◆ **Records supplied**:

··········

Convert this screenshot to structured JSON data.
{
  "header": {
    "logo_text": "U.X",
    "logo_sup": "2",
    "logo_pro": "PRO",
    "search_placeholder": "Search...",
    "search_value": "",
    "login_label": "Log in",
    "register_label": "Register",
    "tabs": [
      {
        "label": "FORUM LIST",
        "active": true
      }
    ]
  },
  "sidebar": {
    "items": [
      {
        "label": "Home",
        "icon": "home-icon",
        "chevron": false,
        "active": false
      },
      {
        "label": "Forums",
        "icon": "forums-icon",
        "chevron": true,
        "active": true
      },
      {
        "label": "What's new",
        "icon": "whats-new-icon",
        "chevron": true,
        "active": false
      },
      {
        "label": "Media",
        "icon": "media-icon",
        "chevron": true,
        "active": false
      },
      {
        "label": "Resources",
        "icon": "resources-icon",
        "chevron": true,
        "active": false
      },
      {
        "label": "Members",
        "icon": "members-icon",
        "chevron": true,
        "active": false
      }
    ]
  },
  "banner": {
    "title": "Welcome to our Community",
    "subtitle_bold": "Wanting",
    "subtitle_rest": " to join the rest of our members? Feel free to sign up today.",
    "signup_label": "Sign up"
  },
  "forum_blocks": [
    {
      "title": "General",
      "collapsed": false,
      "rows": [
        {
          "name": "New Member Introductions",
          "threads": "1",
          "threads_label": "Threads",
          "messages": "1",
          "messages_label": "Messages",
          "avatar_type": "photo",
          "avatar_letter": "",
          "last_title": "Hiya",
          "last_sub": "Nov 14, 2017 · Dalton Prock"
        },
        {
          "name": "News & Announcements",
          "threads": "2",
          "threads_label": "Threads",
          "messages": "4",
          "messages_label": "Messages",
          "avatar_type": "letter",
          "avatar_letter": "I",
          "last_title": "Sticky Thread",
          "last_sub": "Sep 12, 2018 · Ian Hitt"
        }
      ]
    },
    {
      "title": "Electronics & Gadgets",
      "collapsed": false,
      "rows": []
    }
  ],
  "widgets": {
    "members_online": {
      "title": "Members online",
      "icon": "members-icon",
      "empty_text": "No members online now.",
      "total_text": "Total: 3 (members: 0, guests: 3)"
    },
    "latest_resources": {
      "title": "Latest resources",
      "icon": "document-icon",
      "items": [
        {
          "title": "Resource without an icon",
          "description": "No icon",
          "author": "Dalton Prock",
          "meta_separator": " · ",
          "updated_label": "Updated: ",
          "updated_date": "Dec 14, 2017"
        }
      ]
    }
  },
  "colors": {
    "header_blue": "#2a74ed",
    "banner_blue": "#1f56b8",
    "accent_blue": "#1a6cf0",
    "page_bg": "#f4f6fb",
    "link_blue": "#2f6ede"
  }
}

··········

◆ **Given task**: Please quote the records above exactly, without skipping a line.

◆ **Written response**:
Convert this screenshot to structured JSON data.
{
  "header": {
    "logo_text": "U.X",
    "logo_sup": "2",
    "logo_pro": "PRO",
    "search_placeholder": "Search...",
    "search_value": "",
    "login_label": "Log in",
    "register_label": "Register",
    "tabs": [
      {
        "label": "FORUM LIST",
        "active": true
      }
    ]
  },
  "sidebar": {
    "items": [
      {
        "label": "Home",
        "icon": "home-icon",
        "chevron": false,
        "active": false
      },
      {
        "label": "Forums",
        "icon": "forums-icon",
        "chevron": true,
        "active": true
      },
      {
        "label": "What's new",
        "icon": "whats-new-icon",
        "chevron": true,
        "active": false
      },
      {
        "label": "Media",
        "icon": "media-icon",
        "chevron": true,
        "active": false
      },
      {
        "label": "Resources",
        "icon": "resources-icon",
        "chevron": true,
        "active": false
      },
      {
        "label": "Members",
        "icon": "members-icon",
        "chevron": true,
        "active": false
      }
    ]
  },
  "banner": {
    "title": "Welcome to our Community",
    "subtitle_bold": "Wanting",
    "subtitle_rest": " to join the rest of our members? Feel free to sign up today.",
    "signup_label": "Sign up"
  },
  "forum_blocks": [
    {
      "title": "General",
      "collapsed": false,
      "rows": [
        {
          "name": "New Member Introductions",
          "threads": "1",
          "threads_label": "Threads",
          "messages": "1",
          "messages_label": "Messages",
          "avatar_type": "photo",
          "avatar_letter": "",
          "last_title": "Hiya",
          "last_sub": "Nov 14, 2017 · Dalton Prock"
        },
        {
          "name": "News & Announcements",
          "threads": "2",
          "threads_label": "Threads",
          "messages": "4",
          "messages_label": "Messages",
          "avatar_type": "letter",
          "avatar_letter": "I",
          "last_title": "Sticky Thread",
          "last_sub": "Sep 12, 2018 · Ian Hitt"
        }
      ]
    },
    {
      "title": "Electronics & Gadgets",
      "collapsed": false,
      "rows": []
    }
  ],
  "widgets": {
    "members_online": {
      "title": "Members online",
      "icon": "members-icon",
      "empty_text": "No members online now.",
      "total_text": "Total: 3 (members: 0, guests: 3)"
    },
    "latest_resources": {
      "title": "Latest resources",
      "icon": "document-icon",
      "items": [
        {
          "title": "Resource without an icon",
          "description": "No icon",
          "author": "Dalton Prock",
          "meta_separator": " · ",
          "updated_label": "Updated: ",
          "updated_date": "Dec 14, 2017"
        }
      ]
    }
  },
  "colors": {
    "header_blue": "#2a74ed",
    "banner_blue": "#1f56b8",
    "accent_blue": "#1a6cf0",
    "page_bg": "#f4f6fb",
    "link_blue": "#2f6ede"
  }
}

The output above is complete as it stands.